ASSIGNED TASK:
Reproduce, word for word, the part of the passage on states of matter that begins with the words containing "Even a liquid" and ends with "stands on them.".

EXERCISE TEXT:
═══

Three states, and the doors between them
Matter shows up in three everyday forms — solid, liquid, gas — and the differences are about how tightly the molecules hold each other and how freely they move. In a solid the molecules are locked in place; in a liquid they touch but slide; in a gas they fly apart. These states of matter are not just textbook trivia: a powder, a syrup, and an aerosol are three states pressed into service as medicines.
Moving between states is a phase transition. Melting, freezing, boiling, condensing — each happens at a characteristic temperature for a pure substance, and each absorbs or releases heat. One special door skips the liquid altogether: sublimation, where a solid turns directly into vapour. Caffeine and camphor do this, and freeze-drying relies on it to remove water as ice-turned-vapour without ever forming a damaging liquid.
Melting point — a fingerprint and a warning
The melting point is the temperature where a solid's orderly lattice finally loses to thermal motion and becomes liquid. For a pure drug it is sharp and reproducible, so it serves as a quick identity and purity check — impurities lower and broaden the melt. A high melting point hints at strong, tidy crystal packing, which usually means lower solubility; you fight the same lattice energy to dissolve the solid that you fight to melt it.
Order versus disorder in the solid itself
Not all solids are built alike. A crystalline solid has molecules stacked in a repeating, long-range pattern, like bricks in a wall. An amorphous solid has molecules frozen in a jumble, like glass — no long-range order, higher energy, and so it usually dissolves faster but is less stable over time. Many drugs can exist as either, and the choice is a real formulation lever, not an accident.
Even a liquid quietly leaks molecules into the gas above it; that escaping tendency is its vapour pressure, which rises with temperature until, at the boiling point, it matches the surrounding pressure. Vapour pressure explains why volatile flavours fade, why some drugs must be sealed, and why an open jar of an aromatic ointment smells. Keep these state ideas close — every later guide stands on them.

═══

INFORMATION:

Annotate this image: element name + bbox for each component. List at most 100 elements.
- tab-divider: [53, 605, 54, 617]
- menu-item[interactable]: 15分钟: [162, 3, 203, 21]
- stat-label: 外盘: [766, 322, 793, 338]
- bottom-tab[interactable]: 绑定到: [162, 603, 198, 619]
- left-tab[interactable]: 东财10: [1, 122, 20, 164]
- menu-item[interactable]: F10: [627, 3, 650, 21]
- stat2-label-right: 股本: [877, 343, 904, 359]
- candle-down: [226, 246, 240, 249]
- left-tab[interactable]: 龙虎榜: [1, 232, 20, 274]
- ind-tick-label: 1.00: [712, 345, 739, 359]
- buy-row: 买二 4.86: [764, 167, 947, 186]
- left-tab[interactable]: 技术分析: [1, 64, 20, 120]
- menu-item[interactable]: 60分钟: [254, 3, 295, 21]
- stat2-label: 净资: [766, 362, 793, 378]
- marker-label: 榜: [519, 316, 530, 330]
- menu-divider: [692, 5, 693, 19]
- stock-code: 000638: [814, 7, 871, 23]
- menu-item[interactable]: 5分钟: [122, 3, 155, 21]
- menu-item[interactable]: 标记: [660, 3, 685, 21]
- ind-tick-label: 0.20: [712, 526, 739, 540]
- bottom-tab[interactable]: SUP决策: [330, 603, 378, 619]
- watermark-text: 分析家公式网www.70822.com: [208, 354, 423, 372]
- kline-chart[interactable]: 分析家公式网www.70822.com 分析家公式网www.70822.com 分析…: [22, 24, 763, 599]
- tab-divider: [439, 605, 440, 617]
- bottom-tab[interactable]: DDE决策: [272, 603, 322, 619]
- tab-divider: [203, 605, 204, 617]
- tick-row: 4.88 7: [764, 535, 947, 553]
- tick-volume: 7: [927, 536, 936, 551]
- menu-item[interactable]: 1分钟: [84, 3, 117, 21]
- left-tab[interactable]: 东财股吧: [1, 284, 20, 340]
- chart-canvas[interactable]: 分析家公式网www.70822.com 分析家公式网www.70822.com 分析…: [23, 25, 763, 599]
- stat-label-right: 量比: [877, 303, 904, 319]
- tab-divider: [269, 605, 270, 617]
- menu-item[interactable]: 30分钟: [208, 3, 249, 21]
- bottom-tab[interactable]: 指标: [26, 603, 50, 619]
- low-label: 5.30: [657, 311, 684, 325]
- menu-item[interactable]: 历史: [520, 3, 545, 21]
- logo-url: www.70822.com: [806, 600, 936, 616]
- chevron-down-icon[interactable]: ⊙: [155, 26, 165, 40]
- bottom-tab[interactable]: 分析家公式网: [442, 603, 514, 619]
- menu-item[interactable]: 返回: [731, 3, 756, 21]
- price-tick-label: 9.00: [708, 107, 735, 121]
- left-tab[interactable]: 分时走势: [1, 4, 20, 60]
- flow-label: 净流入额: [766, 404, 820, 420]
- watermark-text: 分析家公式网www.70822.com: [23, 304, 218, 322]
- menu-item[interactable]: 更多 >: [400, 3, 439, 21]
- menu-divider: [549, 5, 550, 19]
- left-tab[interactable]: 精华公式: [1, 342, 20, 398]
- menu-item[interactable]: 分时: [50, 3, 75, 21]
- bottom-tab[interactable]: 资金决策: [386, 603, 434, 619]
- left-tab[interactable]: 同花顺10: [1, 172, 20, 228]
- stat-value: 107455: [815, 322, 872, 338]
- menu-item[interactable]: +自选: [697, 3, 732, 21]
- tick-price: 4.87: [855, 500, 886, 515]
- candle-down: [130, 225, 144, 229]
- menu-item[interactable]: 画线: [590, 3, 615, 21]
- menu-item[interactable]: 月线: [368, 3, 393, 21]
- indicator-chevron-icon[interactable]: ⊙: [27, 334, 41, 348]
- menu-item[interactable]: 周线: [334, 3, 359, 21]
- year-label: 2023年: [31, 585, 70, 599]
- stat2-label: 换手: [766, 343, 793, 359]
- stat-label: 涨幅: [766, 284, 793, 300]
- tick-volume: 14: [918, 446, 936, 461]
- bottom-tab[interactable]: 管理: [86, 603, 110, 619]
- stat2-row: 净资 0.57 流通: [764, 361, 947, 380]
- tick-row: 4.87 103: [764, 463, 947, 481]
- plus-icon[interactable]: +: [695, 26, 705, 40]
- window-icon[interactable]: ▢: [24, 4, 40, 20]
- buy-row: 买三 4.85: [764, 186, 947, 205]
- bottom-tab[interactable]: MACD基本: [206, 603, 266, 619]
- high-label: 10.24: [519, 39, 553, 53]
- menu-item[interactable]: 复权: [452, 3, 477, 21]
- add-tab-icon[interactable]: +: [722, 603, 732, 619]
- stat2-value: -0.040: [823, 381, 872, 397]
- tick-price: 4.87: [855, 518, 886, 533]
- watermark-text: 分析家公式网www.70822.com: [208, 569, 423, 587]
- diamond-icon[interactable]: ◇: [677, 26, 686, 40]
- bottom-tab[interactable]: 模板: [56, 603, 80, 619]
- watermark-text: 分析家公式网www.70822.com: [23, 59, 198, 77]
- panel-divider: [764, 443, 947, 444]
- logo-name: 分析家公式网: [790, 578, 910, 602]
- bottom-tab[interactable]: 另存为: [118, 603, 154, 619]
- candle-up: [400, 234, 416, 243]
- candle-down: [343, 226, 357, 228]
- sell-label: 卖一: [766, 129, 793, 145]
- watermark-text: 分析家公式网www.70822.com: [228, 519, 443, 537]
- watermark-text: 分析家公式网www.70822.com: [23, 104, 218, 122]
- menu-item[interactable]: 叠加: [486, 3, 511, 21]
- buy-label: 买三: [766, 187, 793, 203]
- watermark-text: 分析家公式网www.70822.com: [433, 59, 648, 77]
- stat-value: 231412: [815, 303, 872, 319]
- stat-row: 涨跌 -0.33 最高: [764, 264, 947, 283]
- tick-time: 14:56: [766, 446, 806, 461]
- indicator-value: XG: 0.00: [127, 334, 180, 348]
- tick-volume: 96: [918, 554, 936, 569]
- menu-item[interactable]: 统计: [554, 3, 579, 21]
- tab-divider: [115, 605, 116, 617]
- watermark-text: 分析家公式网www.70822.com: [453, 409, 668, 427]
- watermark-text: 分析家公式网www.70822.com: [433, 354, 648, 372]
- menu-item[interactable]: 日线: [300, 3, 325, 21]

═══

SOLUTION:
Even a liquid quietly leaks molecules into the gas above it; that escaping tendency is its vapour pressure, which rises with temperature until, at the boiling point, it matches the surrounding pressure. Vapour pressure explains why volatile flavours fade, why some drugs must be sealed, and why an open jar of an aromatic ointment smells. Keep these state ideas close — every later guide stands on them.